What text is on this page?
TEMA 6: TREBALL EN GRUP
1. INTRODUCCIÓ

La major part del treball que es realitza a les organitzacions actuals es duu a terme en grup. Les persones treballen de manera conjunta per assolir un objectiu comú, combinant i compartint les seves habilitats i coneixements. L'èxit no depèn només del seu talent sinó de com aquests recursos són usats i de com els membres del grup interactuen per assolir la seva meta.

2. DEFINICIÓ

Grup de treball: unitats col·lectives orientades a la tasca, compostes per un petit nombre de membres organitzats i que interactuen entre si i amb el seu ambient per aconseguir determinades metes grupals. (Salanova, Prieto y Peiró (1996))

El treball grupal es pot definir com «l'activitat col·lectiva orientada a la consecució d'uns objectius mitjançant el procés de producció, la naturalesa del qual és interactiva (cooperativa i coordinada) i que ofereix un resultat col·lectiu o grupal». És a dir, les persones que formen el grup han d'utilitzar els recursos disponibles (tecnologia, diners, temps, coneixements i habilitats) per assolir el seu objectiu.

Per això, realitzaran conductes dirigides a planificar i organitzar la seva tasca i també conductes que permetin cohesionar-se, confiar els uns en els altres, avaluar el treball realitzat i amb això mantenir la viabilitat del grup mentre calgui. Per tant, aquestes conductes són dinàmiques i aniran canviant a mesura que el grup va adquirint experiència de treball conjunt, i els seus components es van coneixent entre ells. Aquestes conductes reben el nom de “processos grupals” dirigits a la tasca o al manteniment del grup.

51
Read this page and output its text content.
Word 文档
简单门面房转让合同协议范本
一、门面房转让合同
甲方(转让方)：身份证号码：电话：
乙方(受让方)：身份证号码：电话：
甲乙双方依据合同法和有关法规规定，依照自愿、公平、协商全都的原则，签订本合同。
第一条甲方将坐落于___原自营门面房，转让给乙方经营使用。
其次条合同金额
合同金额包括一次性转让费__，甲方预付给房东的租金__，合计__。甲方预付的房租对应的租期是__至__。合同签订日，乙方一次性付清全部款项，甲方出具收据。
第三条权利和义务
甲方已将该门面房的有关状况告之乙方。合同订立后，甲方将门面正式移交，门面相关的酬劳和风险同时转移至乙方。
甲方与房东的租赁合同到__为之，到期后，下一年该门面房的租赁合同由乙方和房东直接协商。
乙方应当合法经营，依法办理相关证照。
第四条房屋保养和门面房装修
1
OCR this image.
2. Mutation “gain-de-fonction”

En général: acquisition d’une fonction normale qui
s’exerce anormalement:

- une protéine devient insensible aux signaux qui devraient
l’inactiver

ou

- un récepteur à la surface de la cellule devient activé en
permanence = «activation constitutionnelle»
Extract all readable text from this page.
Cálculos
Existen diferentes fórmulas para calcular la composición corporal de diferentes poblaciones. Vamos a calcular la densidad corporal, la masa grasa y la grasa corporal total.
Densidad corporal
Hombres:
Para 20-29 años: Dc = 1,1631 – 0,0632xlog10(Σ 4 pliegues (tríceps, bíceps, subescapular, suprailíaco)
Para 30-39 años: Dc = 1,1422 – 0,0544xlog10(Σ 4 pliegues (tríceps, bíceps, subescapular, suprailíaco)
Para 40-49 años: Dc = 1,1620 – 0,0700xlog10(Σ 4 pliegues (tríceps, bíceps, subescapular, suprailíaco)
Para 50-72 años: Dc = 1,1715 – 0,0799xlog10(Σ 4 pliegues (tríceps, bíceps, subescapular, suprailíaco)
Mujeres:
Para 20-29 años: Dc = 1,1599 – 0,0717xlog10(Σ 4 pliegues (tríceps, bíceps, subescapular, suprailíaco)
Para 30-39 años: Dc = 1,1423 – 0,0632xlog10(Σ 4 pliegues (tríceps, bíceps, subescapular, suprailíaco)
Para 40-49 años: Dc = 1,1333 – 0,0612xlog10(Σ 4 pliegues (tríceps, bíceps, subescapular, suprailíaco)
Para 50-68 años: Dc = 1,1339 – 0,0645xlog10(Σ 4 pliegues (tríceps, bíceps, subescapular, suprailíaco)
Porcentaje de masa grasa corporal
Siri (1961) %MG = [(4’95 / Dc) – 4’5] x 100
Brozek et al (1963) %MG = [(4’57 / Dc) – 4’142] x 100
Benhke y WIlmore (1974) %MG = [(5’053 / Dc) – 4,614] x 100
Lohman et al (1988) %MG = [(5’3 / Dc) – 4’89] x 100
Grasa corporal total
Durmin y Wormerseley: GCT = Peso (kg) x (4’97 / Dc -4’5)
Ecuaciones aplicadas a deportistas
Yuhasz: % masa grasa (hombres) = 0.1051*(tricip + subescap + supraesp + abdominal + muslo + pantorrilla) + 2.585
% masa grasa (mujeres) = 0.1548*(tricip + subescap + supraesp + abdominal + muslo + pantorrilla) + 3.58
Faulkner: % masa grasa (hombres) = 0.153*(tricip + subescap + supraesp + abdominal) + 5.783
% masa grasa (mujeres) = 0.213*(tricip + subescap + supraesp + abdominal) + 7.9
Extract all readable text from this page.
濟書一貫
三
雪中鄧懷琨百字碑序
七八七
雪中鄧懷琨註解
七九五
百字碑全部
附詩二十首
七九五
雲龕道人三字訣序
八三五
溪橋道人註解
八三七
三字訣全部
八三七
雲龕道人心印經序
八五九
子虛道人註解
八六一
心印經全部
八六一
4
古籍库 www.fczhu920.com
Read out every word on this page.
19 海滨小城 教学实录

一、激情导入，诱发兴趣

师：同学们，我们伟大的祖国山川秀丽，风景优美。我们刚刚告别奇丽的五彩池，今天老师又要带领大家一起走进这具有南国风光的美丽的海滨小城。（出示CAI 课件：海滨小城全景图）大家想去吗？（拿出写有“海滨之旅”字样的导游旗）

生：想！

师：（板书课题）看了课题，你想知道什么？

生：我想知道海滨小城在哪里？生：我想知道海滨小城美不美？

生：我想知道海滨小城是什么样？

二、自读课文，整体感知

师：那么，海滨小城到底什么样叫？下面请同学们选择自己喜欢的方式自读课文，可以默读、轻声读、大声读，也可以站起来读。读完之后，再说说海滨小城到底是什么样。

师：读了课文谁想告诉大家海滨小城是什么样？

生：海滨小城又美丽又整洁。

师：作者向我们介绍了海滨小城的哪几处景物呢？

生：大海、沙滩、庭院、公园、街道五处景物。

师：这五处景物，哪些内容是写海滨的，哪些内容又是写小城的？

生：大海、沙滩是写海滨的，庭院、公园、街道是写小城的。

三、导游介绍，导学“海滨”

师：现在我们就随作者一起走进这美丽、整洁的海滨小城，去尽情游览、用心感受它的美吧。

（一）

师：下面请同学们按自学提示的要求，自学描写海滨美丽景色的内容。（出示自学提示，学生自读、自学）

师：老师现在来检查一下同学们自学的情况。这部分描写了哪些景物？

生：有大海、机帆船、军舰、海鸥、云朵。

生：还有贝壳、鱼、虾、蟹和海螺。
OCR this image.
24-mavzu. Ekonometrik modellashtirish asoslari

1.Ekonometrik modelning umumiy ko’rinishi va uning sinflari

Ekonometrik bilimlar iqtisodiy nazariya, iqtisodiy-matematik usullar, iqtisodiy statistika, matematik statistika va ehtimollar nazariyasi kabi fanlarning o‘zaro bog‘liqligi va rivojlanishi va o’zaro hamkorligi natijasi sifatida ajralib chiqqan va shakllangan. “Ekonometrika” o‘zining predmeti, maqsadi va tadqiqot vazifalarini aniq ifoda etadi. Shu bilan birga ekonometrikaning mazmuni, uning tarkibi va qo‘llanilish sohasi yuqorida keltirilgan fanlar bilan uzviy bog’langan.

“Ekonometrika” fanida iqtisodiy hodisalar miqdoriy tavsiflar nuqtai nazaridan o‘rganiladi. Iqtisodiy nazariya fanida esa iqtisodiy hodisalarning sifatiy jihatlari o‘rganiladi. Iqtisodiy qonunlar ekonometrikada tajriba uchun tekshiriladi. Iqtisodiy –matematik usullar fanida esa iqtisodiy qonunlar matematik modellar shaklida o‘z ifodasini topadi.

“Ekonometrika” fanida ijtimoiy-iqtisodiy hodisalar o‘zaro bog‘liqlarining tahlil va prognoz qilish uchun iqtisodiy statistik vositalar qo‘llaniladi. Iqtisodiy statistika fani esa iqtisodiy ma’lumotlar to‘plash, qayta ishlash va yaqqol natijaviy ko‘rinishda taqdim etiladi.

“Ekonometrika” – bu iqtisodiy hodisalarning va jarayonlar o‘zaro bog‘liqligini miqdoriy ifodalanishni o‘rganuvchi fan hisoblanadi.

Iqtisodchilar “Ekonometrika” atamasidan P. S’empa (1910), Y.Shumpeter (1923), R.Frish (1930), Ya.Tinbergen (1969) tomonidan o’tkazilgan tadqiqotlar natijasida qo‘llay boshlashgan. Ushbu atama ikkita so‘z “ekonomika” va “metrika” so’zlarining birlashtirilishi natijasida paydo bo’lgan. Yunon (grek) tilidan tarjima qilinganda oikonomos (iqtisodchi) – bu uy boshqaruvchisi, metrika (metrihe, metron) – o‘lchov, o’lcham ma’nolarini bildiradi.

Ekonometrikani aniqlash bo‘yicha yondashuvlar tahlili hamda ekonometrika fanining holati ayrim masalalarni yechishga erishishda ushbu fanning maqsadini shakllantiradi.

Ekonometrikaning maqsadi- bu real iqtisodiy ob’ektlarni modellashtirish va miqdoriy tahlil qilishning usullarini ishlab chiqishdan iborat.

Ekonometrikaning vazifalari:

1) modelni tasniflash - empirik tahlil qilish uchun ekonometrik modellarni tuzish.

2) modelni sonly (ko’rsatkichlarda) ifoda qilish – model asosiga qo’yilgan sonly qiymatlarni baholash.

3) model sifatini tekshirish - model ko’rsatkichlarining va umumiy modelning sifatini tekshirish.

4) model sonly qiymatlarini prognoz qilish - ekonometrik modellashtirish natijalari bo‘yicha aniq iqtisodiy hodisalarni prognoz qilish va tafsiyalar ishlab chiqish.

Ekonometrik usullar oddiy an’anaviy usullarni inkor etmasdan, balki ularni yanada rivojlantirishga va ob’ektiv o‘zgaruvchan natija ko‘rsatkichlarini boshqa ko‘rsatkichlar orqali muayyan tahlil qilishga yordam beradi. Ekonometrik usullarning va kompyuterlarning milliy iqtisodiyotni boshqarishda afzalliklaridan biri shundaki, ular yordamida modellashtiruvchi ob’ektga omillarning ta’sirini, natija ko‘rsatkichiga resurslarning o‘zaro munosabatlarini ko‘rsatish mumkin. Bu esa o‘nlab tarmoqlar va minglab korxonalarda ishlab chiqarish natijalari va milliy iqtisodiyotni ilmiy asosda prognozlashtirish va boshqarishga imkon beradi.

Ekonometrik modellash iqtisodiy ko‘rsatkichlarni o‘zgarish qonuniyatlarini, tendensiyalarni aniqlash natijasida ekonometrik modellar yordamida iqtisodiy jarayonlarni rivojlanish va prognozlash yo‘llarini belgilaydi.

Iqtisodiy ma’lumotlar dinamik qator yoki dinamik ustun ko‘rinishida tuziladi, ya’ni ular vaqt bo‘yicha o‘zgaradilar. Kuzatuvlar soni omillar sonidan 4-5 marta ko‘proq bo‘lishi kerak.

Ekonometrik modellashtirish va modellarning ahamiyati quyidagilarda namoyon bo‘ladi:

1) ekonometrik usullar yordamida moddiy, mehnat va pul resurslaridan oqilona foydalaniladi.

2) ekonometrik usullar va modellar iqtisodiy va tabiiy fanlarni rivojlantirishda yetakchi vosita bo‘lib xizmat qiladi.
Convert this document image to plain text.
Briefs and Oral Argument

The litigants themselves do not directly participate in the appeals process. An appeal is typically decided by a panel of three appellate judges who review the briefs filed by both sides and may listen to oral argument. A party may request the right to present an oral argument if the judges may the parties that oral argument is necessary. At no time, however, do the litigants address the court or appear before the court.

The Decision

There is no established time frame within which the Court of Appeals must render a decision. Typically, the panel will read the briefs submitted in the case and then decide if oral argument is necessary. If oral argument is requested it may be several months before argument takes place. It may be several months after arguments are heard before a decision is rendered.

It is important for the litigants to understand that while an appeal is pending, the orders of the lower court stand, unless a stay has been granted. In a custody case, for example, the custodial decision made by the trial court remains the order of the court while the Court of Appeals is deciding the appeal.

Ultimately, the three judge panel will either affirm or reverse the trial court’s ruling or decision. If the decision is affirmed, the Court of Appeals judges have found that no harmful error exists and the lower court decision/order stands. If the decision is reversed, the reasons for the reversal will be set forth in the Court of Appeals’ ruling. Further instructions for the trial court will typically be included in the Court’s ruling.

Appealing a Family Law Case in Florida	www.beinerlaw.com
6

---

Problem requirements: State the count of lines with the word "yicha" in them, and write nothing else.

Result: 3